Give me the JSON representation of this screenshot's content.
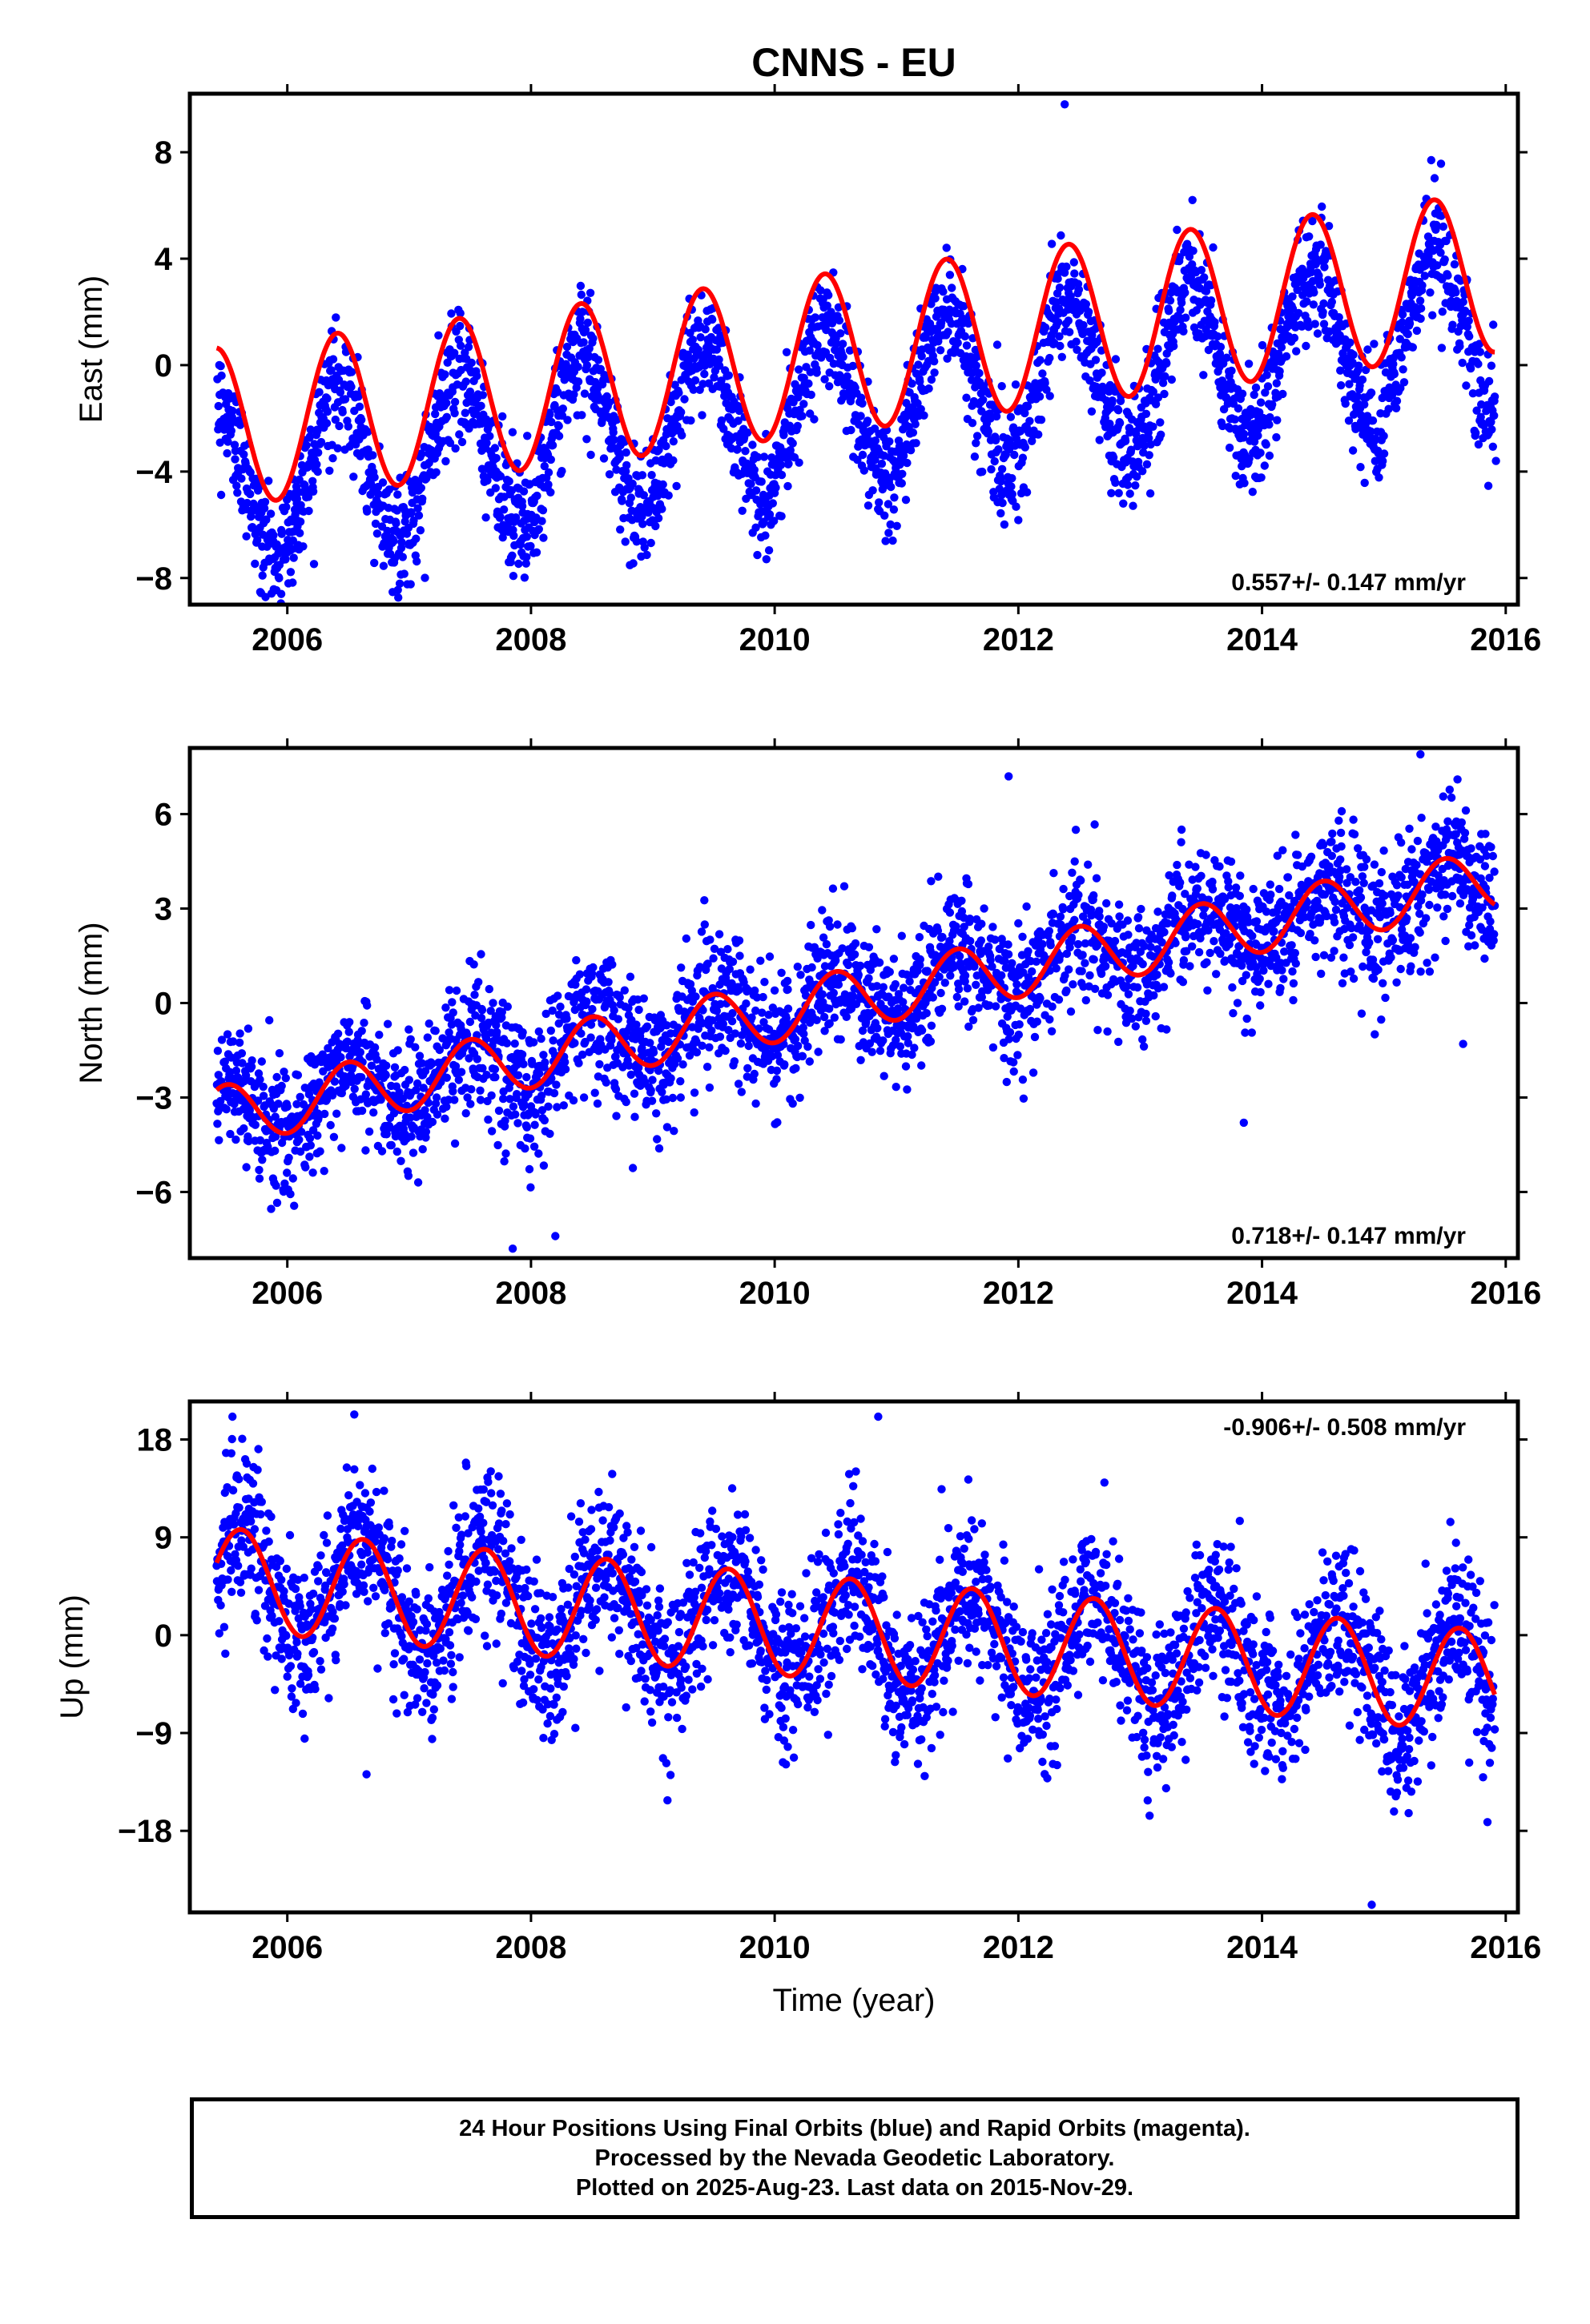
{
  "title": "CNNS - EU",
  "colors": {
    "points": "#0000ff",
    "fit": "#ff0000",
    "frame": "#000000"
  },
  "chart_data": [
    {
      "type": "scatter",
      "id": "east",
      "ylabel": "East (mm)",
      "xlabel": "",
      "xlim": [
        2005.2,
        2016.1
      ],
      "ylim": [
        -9,
        10.2
      ],
      "xticks": [
        2006,
        2008,
        2010,
        2012,
        2014,
        2016
      ],
      "yticks": [
        -8,
        -4,
        0,
        4,
        8
      ],
      "ytick_labels": [
        "−8",
        "−4",
        "0",
        "4",
        "8"
      ],
      "rate_label": "0.557+/- 0.147 mm/yr",
      "rate_position": "bottom-right",
      "data_start": 2005.42,
      "data_end": 2015.91,
      "series": [
        {
          "name": "",
          "kind": "points",
          "trend": [
            -4.4,
            0.557
          ],
          "seasonal_amplitude": 3.0,
          "peak_phase": 0.41,
          "scatter_sd": 1.1,
          "outliers": [
            [
              2012.38,
              9.8
            ],
            [
              2015.92,
              -3.6
            ],
            [
              2005.95,
              -8.6
            ],
            [
              2009.82,
              -6.3
            ]
          ]
        },
        {
          "name": "",
          "kind": "fit-curve",
          "trend": [
            -2.35,
            0.557
          ],
          "seasonal_amplitude": 3.0,
          "peak_phase": 0.41
        }
      ]
    },
    {
      "type": "scatter",
      "id": "north",
      "ylabel": "North (mm)",
      "xlabel": "",
      "xlim": [
        2005.2,
        2016.1
      ],
      "ylim": [
        -8.1,
        8.1
      ],
      "xticks": [
        2006,
        2008,
        2010,
        2012,
        2014,
        2016
      ],
      "yticks": [
        -6,
        -3,
        0,
        3,
        6
      ],
      "ytick_labels": [
        "−6",
        "−3",
        "0",
        "3",
        "6"
      ],
      "rate_label": "0.718+/- 0.147 mm/yr",
      "rate_position": "bottom-right",
      "data_start": 2005.42,
      "data_end": 2015.91,
      "series": [
        {
          "name": "",
          "kind": "points",
          "trend": [
            -3.6,
            0.718
          ],
          "seasonal_amplitude": 0.95,
          "peak_phase": 0.5,
          "scatter_sd": 1.05,
          "outliers": [
            [
              2011.92,
              7.2
            ],
            [
              2015.3,
              7.9
            ],
            [
              2013.85,
              -3.8
            ],
            [
              2007.85,
              -7.8
            ],
            [
              2008.2,
              -7.4
            ],
            [
              2015.65,
              -1.3
            ]
          ]
        },
        {
          "name": "",
          "kind": "fit-curve",
          "trend": [
            -3.6,
            0.718
          ],
          "seasonal_amplitude": 0.95,
          "peak_phase": 0.5
        }
      ]
    },
    {
      "type": "scatter",
      "id": "up",
      "ylabel": "Up (mm)",
      "xlabel": "Time (year)",
      "xlim": [
        2005.2,
        2016.1
      ],
      "ylim": [
        -25.5,
        21.5
      ],
      "xticks": [
        2006,
        2008,
        2010,
        2012,
        2014,
        2016
      ],
      "yticks": [
        -18,
        -9,
        0,
        9,
        18
      ],
      "ytick_labels": [
        "−18",
        "−9",
        "0",
        "9",
        "18"
      ],
      "rate_label": "-0.906+/- 0.508 mm/yr",
      "rate_position": "top-right",
      "data_start": 2005.42,
      "data_end": 2015.91,
      "series": [
        {
          "name": "",
          "kind": "points",
          "trend": [
            5.2,
            -0.906
          ],
          "seasonal_amplitude": 4.7,
          "peak_phase": 0.62,
          "scatter_sd": 3.6,
          "outliers": [
            [
              2005.55,
              20.1
            ],
            [
              2006.55,
              20.3
            ],
            [
              2010.85,
              20.1
            ],
            [
              2006.65,
              -12.8
            ],
            [
              2014.9,
              -24.8
            ],
            [
              2015.85,
              -17.2
            ]
          ]
        },
        {
          "name": "",
          "kind": "fit-curve",
          "trend": [
            5.2,
            -0.906
          ],
          "seasonal_amplitude": 4.7,
          "peak_phase": 0.62
        }
      ]
    }
  ],
  "footer": {
    "line1": "24 Hour Positions Using Final Orbits (blue) and Rapid Orbits (magenta).",
    "line2": "Processed by the Nevada Geodetic Laboratory.",
    "line3": "Plotted on 2025-Aug-23. Last data on 2015-Nov-29."
  }
}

==================================================

Exercise aim: Give back the entries verbatim. Do not include any picture.

Exercise result:
Give me the JSON representation of this screenshot's content.
{
  "title": "CNNS - EU",
  "colors": {
    "points": "#0000ff",
    "fit": "#ff0000",
    "frame": "#000000"
  },
  "chart_data": [
    {
      "type": "scatter",
      "id": "east",
      "ylabel": "East (mm)",
      "xlabel": "",
      "xlim": [
        2005.2,
        2016.1
      ],
      "ylim": [
        -9,
        10.2
      ],
      "xticks": [
        2006,
        2008,
        2010,
        2012,
        2014,
        2016
      ],
      "yticks": [
        -8,
        -4,
        0,
        4,
        8
      ],
      "ytick_labels": [
        "−8",
        "−4",
        "0",
        "4",
        "8"
      ],
      "rate_label": "0.557+/- 0.147 mm/yr",
      "rate_position": "bottom-right",
      "data_start": 2005.42,
      "data_end": 2015.91,
      "series": [
        {
          "name": "",
          "kind": "points",
          "trend": [
            -4.4,
            0.557
          ],
          "seasonal_amplitude": 3.0,
          "peak_phase": 0.41,
          "scatter_sd": 1.1,
          "outliers": [
            [
              2012.38,
              9.8
            ],
            [
              2015.92,
              -3.6
            ],
            [
              2005.95,
              -8.6
            ],
            [
              2009.82,
              -6.3
            ]
          ]
        },
        {
          "name": "",
          "kind": "fit-curve",
          "trend": [
            -2.35,
            0.557
          ],
          "seasonal_amplitude": 3.0,
          "peak_phase": 0.41
        }
      ]
    },
    {
      "type": "scatter",
      "id": "north",
      "ylabel": "North (mm)",
      "xlabel": "",
      "xlim": [
        2005.2,
        2016.1
      ],
      "ylim": [
        -8.1,
        8.1
      ],
      "xticks": [
        2006,
        2008,
        2010,
        2012,
        2014,
        2016
      ],
      "yticks": [
        -6,
        -3,
        0,
        3,
        6
      ],
      "ytick_labels": [
        "−6",
        "−3",
        "0",
        "3",
        "6"
      ],
      "rate_label": "0.718+/- 0.147 mm/yr",
      "rate_position": "bottom-right",
      "data_start": 2005.42,
      "data_end": 2015.91,
      "series": [
        {
          "name": "",
          "kind": "points",
          "trend": [
            -3.6,
            0.718
          ],
          "seasonal_amplitude": 0.95,
          "peak_phase": 0.5,
          "scatter_sd": 1.05,
          "outliers": [
            [
              2011.92,
              7.2
            ],
            [
              2015.3,
              7.9
            ],
            [
              2013.85,
              -3.8
            ],
            [
              2007.85,
              -7.8
            ],
            [
              2008.2,
              -7.4
            ],
            [
              2015.65,
              -1.3
            ]
          ]
        },
        {
          "name": "",
          "kind": "fit-curve",
          "trend": [
            -3.6,
            0.718
          ],
          "seasonal_amplitude": 0.95,
          "peak_phase": 0.5
        }
      ]
    },
    {
      "type": "scatter",
      "id": "up",
      "ylabel": "Up (mm)",
      "xlabel": "Time (year)",
      "xlim": [
        2005.2,
        2016.1
      ],
      "ylim": [
        -25.5,
        21.5
      ],
      "xticks": [
        2006,
        2008,
        2010,
        2012,
        2014,
        2016
      ],
      "yticks": [
        -18,
        -9,
        0,
        9,
        18
      ],
      "ytick_labels": [
        "−18",
        "−9",
        "0",
        "9",
        "18"
      ],
      "rate_label": "-0.906+/- 0.508 mm/yr",
      "rate_position": "top-right",
      "data_start": 2005.42,
      "data_end": 2015.91,
      "series": [
        {
          "name": "",
          "kind": "points",
          "trend": [
            5.2,
            -0.906
          ],
          "seasonal_amplitude": 4.7,
          "peak_phase": 0.62,
          "scatter_sd": 3.6,
          "outliers": [
            [
              2005.55,
              20.1
            ],
            [
              2006.55,
              20.3
            ],
            [
              2010.85,
              20.1
            ],
            [
              2006.65,
              -12.8
            ],
            [
              2014.9,
              -24.8
            ],
            [
              2015.85,
              -17.2
            ]
          ]
        },
        {
          "name": "",
          "kind": "fit-curve",
          "trend": [
            5.2,
            -0.906
          ],
          "seasonal_amplitude": 4.7,
          "peak_phase": 0.62
        }
      ]
    }
  ],
  "footer": {
    "line1": "24 Hour Positions Using Final Orbits (blue) and Rapid Orbits (magenta).",
    "line2": "Processed by the Nevada Geodetic Laboratory.",
    "line3": "Plotted on 2025-Aug-23. Last data on 2015-Nov-29."
  }
}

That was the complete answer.